+++ Data for this task

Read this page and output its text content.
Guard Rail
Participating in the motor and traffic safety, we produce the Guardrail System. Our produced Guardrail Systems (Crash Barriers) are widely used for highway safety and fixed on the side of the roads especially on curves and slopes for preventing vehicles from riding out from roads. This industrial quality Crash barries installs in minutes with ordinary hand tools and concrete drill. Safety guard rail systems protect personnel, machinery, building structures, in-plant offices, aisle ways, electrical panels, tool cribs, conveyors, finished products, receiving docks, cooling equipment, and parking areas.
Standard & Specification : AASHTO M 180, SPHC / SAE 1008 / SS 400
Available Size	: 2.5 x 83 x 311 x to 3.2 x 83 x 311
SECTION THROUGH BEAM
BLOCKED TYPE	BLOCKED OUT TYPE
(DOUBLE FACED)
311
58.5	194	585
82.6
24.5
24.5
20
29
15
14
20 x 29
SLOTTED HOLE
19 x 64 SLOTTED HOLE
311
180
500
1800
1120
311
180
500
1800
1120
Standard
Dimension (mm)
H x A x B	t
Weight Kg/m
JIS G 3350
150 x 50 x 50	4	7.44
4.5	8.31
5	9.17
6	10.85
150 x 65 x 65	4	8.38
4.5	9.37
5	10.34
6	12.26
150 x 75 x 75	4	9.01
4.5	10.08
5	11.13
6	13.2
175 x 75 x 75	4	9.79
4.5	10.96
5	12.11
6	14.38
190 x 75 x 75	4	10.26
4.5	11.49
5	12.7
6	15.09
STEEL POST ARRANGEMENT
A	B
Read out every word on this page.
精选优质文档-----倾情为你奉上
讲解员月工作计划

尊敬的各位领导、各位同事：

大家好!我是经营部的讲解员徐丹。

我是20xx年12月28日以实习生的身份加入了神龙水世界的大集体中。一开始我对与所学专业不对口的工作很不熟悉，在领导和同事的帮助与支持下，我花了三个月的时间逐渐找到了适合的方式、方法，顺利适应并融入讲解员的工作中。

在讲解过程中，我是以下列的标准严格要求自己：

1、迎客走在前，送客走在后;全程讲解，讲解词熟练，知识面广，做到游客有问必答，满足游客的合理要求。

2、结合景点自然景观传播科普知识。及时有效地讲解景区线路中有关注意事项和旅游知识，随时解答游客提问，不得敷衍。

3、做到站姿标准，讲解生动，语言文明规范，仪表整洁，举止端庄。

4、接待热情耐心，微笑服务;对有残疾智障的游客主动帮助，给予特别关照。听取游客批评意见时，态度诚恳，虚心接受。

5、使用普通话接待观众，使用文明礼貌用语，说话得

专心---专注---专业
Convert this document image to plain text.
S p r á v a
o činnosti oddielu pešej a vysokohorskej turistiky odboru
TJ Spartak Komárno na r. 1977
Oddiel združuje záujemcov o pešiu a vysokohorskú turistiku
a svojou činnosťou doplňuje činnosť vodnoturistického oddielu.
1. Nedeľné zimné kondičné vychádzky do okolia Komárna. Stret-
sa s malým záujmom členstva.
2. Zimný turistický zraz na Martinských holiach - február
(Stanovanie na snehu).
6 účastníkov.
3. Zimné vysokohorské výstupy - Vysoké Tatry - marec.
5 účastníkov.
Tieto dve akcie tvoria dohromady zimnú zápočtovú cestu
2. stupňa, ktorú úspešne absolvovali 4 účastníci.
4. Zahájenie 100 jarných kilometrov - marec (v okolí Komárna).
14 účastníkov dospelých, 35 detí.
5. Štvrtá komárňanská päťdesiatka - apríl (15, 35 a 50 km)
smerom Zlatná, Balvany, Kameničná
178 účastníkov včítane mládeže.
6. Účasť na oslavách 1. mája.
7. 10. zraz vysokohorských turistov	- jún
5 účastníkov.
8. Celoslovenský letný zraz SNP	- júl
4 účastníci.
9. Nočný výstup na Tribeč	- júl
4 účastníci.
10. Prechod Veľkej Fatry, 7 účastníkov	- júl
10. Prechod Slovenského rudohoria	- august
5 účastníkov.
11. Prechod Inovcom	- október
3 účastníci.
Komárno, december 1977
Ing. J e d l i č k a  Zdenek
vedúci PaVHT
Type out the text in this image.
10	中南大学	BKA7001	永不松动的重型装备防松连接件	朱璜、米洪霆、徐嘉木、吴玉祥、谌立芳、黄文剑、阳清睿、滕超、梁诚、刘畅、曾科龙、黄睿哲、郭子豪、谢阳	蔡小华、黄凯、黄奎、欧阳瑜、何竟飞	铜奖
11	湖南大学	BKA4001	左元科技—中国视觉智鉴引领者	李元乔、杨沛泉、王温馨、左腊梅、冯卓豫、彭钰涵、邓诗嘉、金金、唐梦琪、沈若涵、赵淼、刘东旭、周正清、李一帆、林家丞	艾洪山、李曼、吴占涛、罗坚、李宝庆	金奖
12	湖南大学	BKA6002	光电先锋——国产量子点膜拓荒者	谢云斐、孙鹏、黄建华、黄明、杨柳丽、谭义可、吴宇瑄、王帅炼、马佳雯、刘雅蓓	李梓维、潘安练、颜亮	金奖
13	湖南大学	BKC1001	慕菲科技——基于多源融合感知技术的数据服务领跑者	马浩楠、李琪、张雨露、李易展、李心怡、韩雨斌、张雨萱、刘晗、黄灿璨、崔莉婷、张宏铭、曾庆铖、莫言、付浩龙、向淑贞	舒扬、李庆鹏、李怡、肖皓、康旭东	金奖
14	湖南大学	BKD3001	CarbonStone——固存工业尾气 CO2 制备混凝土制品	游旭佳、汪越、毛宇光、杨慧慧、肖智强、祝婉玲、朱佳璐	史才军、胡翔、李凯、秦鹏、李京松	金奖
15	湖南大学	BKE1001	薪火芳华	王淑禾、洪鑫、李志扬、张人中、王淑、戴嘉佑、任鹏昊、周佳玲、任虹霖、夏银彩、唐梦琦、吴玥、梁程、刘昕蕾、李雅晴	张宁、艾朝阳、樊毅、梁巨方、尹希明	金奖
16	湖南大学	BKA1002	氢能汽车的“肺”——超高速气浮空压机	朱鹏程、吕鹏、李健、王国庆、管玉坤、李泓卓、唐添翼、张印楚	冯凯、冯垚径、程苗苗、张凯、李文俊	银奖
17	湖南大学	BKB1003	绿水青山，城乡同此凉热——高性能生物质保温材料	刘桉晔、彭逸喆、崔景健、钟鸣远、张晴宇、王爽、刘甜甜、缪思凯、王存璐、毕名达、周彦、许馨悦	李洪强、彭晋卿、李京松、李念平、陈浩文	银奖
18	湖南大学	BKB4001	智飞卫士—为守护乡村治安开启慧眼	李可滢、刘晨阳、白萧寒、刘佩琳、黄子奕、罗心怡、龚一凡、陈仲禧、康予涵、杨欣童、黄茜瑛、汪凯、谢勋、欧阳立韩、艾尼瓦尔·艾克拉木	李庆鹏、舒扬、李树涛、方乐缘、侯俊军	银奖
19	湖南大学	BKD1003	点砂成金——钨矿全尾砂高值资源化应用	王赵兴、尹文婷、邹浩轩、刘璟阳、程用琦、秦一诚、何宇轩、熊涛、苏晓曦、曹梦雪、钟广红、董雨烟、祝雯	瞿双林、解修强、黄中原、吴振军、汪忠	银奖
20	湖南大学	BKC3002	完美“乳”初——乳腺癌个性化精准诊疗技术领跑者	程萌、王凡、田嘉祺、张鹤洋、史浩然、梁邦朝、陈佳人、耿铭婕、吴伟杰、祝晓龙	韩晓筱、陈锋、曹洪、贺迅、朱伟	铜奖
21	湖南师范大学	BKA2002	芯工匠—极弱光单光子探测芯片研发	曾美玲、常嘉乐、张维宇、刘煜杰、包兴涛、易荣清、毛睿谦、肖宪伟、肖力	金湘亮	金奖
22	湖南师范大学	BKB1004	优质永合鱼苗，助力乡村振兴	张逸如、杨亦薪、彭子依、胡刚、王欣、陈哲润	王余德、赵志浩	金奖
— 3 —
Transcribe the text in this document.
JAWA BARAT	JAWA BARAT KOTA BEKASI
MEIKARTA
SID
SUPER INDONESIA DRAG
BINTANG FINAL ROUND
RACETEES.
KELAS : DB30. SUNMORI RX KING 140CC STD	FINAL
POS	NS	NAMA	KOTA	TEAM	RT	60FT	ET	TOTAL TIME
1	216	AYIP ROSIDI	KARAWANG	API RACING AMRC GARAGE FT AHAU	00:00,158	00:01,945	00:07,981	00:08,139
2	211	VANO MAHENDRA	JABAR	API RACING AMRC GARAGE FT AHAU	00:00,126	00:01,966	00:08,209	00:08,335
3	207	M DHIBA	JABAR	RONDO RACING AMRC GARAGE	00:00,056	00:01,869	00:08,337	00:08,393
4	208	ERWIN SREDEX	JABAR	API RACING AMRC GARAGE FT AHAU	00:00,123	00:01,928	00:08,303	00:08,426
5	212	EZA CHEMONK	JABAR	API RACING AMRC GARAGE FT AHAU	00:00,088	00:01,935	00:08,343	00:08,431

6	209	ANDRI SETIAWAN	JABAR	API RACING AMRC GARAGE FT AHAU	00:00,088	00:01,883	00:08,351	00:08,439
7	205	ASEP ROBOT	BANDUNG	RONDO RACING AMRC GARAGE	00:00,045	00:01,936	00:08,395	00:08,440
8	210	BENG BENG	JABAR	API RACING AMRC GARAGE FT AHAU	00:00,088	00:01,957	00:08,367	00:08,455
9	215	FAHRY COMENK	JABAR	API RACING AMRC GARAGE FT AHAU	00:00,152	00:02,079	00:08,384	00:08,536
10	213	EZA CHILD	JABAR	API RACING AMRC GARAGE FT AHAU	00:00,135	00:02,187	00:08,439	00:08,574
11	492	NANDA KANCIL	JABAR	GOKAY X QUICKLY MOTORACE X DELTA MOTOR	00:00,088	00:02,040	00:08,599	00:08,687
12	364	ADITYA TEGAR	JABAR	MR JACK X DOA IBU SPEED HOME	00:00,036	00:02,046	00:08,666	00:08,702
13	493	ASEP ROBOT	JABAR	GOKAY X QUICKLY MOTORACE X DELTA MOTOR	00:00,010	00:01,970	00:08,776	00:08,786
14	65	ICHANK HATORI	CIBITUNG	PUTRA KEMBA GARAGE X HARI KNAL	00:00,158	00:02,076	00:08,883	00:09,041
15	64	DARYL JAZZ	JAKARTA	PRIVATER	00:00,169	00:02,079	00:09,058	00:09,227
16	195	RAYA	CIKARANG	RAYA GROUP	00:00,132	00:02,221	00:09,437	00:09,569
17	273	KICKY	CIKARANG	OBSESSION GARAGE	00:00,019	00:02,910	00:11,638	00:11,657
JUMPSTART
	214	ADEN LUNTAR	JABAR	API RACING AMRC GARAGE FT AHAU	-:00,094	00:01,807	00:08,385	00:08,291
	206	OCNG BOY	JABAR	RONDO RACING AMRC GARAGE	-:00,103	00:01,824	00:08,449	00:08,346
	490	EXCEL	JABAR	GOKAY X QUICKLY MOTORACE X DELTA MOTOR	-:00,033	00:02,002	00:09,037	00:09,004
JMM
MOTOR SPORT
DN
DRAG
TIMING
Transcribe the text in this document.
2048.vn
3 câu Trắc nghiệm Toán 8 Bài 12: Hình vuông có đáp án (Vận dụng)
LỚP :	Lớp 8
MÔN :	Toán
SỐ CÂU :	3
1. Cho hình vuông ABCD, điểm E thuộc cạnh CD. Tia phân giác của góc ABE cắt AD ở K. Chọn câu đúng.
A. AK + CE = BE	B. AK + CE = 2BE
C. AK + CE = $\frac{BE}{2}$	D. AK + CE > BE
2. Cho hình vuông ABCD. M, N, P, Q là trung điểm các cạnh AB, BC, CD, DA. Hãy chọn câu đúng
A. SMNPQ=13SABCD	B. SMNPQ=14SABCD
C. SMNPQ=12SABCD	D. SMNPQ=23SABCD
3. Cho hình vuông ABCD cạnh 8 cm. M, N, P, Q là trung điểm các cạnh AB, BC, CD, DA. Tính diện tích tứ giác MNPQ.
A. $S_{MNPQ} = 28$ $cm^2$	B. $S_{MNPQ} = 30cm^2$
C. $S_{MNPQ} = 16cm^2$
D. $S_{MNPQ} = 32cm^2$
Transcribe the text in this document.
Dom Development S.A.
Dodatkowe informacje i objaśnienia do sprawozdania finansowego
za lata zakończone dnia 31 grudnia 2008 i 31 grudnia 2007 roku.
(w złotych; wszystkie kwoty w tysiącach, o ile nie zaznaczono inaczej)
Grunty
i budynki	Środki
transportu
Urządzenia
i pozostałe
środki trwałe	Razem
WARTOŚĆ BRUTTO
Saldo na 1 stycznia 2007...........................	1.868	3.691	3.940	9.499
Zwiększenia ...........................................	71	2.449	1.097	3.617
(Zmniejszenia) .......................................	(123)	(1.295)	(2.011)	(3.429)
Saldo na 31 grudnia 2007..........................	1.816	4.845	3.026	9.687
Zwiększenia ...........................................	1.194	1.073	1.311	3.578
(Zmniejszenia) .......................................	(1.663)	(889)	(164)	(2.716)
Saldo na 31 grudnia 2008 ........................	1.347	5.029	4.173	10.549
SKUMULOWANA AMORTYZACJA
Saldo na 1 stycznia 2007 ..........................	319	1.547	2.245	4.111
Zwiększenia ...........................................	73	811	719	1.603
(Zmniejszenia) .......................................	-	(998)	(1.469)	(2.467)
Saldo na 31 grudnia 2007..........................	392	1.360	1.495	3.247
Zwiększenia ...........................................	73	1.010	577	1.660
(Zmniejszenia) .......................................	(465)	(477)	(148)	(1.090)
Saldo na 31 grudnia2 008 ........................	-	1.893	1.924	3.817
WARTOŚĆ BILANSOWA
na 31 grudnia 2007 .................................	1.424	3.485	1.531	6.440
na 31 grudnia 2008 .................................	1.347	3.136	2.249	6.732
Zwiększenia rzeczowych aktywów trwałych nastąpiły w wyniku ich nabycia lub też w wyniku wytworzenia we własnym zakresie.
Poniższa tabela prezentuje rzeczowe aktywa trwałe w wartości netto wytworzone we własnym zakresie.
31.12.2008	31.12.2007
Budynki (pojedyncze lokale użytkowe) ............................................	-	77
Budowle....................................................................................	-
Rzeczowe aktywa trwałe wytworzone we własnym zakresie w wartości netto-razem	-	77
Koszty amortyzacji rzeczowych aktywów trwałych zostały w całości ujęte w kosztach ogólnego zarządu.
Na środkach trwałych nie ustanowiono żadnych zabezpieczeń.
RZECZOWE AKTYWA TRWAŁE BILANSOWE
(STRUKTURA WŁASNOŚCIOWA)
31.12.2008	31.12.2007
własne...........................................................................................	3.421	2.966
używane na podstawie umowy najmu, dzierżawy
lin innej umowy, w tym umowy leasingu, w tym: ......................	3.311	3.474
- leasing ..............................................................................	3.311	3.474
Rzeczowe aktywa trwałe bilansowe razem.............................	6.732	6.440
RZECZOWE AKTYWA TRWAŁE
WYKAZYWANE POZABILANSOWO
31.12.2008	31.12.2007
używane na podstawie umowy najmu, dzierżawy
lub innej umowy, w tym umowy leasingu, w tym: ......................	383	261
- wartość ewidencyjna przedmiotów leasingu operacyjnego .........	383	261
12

++++++

[Exercise brief] Copy out each line of the records where the string "umowy" appears.

[Response]
używane na podstawie umowy najmu, dzierżawy
lin innej umowy, w tym umowy leasingu, w tym: ......................	3.311	3.474
używane na podstawie umowy najmu, dzierżawy
lub innej umowy, w tym umowy leasingu, w tym: ......................	383	261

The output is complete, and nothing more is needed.